# start of PROVIDED DATA

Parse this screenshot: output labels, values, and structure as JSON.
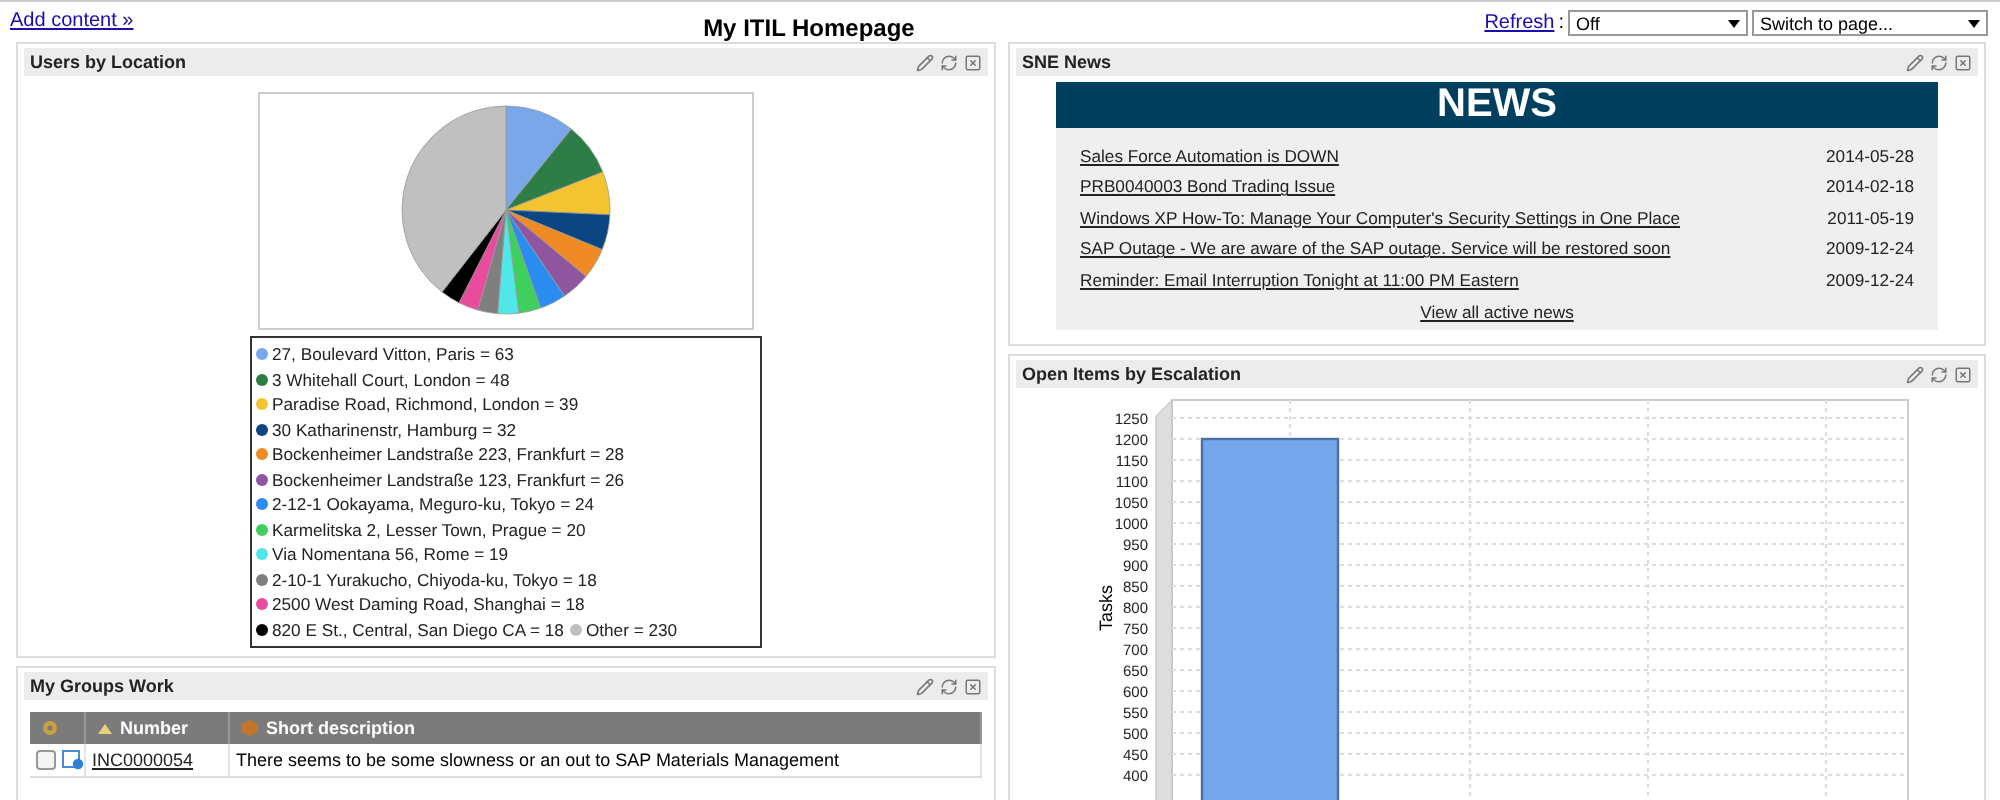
{
  "header": {
    "add_content": "Add content »",
    "title": "My ITIL Homepage",
    "refresh_link": "Refresh",
    "refresh_separator": ":",
    "refresh_select": {
      "value": "Off"
    },
    "page_select": {
      "value": "Switch to page..."
    }
  },
  "users_by_location": {
    "title": "Users by Location",
    "slices": [
      {
        "color": "#79a7e9"
      },
      {
        "color": "#2e7d46"
      },
      {
        "color": "#f4c430"
      },
      {
        "color": "#0b4682"
      },
      {
        "color": "#f08a24"
      },
      {
        "color": "#8f559f"
      },
      {
        "color": "#2b8df1"
      },
      {
        "color": "#3ecf5c"
      },
      {
        "color": "#4fe7e7"
      },
      {
        "color": "#7f7f7f"
      },
      {
        "color": "#e94c9c"
      },
      {
        "color": "#000000"
      },
      {
        "color": "#c0c0c0"
      }
    ],
    "chart_data": {
      "type": "pie",
      "categories": [
        "27, Boulevard Vitton, Paris = 63",
        "3 Whitehall Court, London = 48",
        "Paradise Road, Richmond, London = 39",
        "30 Katharinenstr, Hamburg = 32",
        "Bockenheimer Landstraße 223, Frankfurt = 28",
        "Bockenheimer Landstraße 123, Frankfurt = 26",
        "2-12-1 Ookayama, Meguro-ku, Tokyo = 24",
        "Karmelitska 2, Lesser Town, Prague = 20",
        "Via Nomentana 56, Rome = 19",
        "2-10-1 Yurakucho, Chiyoda-ku, Tokyo = 18",
        "2500 West Daming Road, Shanghai = 18",
        "820 E St., Central, San Diego CA = 18",
        "Other = 230"
      ],
      "values": [
        63,
        48,
        39,
        32,
        28,
        26,
        24,
        20,
        19,
        18,
        18,
        18,
        230
      ]
    }
  },
  "my_groups_work": {
    "title": "My Groups Work",
    "columns": [
      "Number",
      "Short description"
    ],
    "rows": [
      {
        "checked": false,
        "number": "INC0000054",
        "short_description": "There seems to be some slowness or an out to SAP Materials Management"
      }
    ]
  },
  "sne_news": {
    "title": "SNE News",
    "banner": "NEWS",
    "items": [
      {
        "headline": "Sales Force Automation is DOWN",
        "date": "2014-05-28"
      },
      {
        "headline": "PRB0040003 Bond Trading Issue",
        "date": "2014-02-18"
      },
      {
        "headline": "Windows XP How-To: Manage Your Computer's Security Settings in One Place",
        "date": "2011-05-19"
      },
      {
        "headline": "SAP Outage - We are aware of the SAP outage. Service will be restored soon",
        "date": "2009-12-24"
      },
      {
        "headline": "Reminder: Email Interruption Tonight at 11:00 PM Eastern",
        "date": "2009-12-24"
      }
    ],
    "view_all": "View all active news"
  },
  "open_items": {
    "title": "Open Items by Escalation",
    "chart_data": {
      "type": "bar",
      "ylabel": "Tasks",
      "values": [
        1200
      ],
      "ylim": [
        0,
        1250
      ],
      "grid": true,
      "yticks": [
        400,
        450,
        500,
        550,
        600,
        650,
        700,
        750,
        800,
        850,
        900,
        950,
        1000,
        1050,
        1100,
        1150,
        1200,
        1250
      ]
    }
  }
}
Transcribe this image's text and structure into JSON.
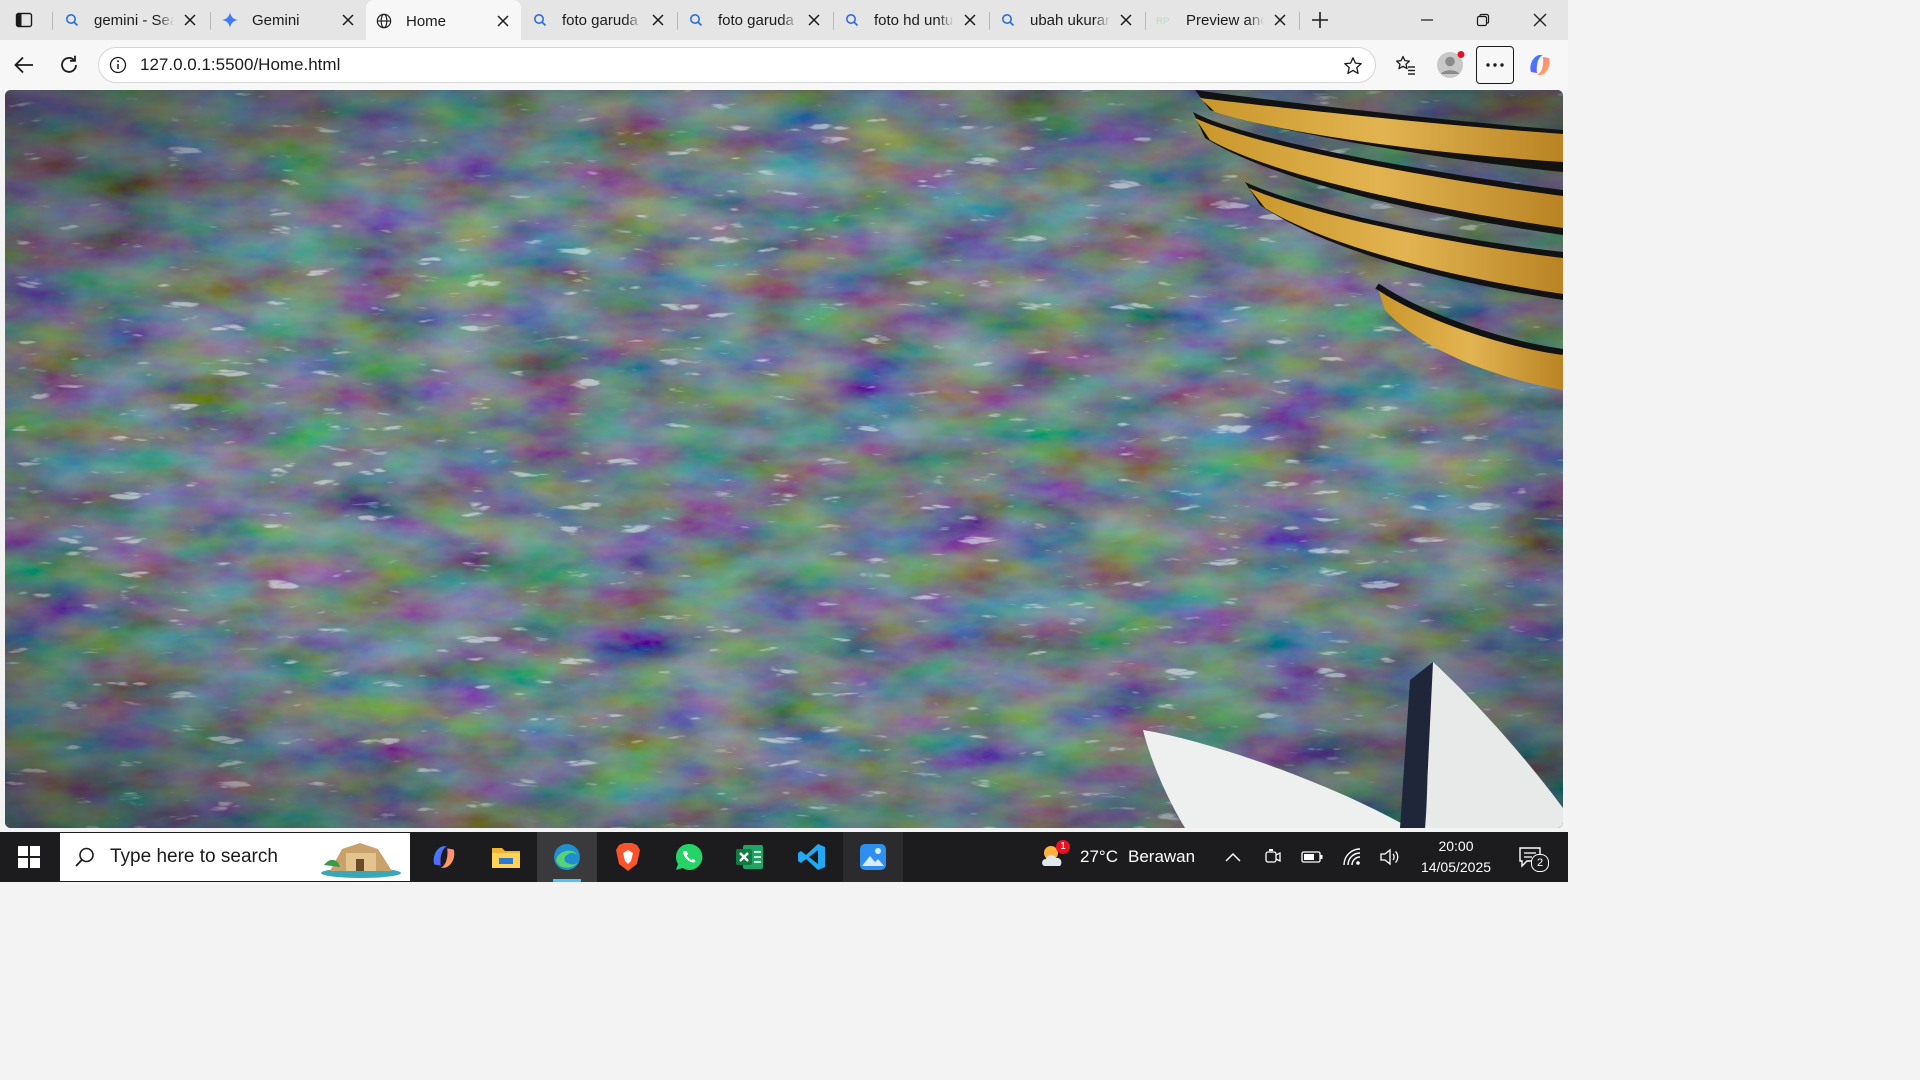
{
  "browser": {
    "tabs": [
      {
        "title": "gemini - Search",
        "icon": "search-icon",
        "active": false
      },
      {
        "title": "Gemini",
        "icon": "gemini-sparkle-icon",
        "active": false
      },
      {
        "title": "Home",
        "icon": "globe-icon",
        "active": true
      },
      {
        "title": "foto garuda",
        "icon": "search-icon",
        "active": false
      },
      {
        "title": "foto garuda",
        "icon": "search-icon",
        "active": false
      },
      {
        "title": "foto hd untuk",
        "icon": "search-icon",
        "active": false
      },
      {
        "title": "ubah ukuran",
        "icon": "search-icon",
        "active": false
      },
      {
        "title": "Preview and",
        "icon": "rp-site-icon",
        "active": false
      }
    ],
    "address": {
      "url": "127.0.0.1:5500/Home.html"
    }
  },
  "page": {
    "description_content": "Full-bleed background photo of dark rocky water with golden feather and white wing tips at right"
  },
  "taskbar": {
    "search_placeholder": "Type here to search",
    "apps": [
      {
        "name": "copilot-app-icon",
        "active": false
      },
      {
        "name": "file-explorer-icon",
        "active": false
      },
      {
        "name": "edge-browser-icon",
        "active": true
      },
      {
        "name": "brave-browser-icon",
        "active": false
      },
      {
        "name": "whatsapp-icon",
        "active": false
      },
      {
        "name": "excel-icon",
        "active": false
      },
      {
        "name": "vscode-icon",
        "active": false
      },
      {
        "name": "photos-app-icon",
        "active": false
      }
    ],
    "weather": {
      "temp": "27°C",
      "condition": "Berawan",
      "badge": "1"
    },
    "clock": {
      "time": "20:00",
      "date": "14/05/2025"
    },
    "notifications_count": "2"
  },
  "colors": {
    "accent": "#4cc2ff",
    "tabstrip": "#e5e5e5",
    "toolbar": "#f7f7f7",
    "taskbar": "#1c1c1e"
  }
}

# end of PROVIDED DATA

EXERCISE TASK: Copy each line of the data above that holds "date".

TASK RESPONSE:
        "date": "2014-05-28"
        "date": "2014-02-18"
        "date": "2011-05-19"
        "date": "2009-12-24"
        "date": "2009-12-24"
      "date": "14/05/2025"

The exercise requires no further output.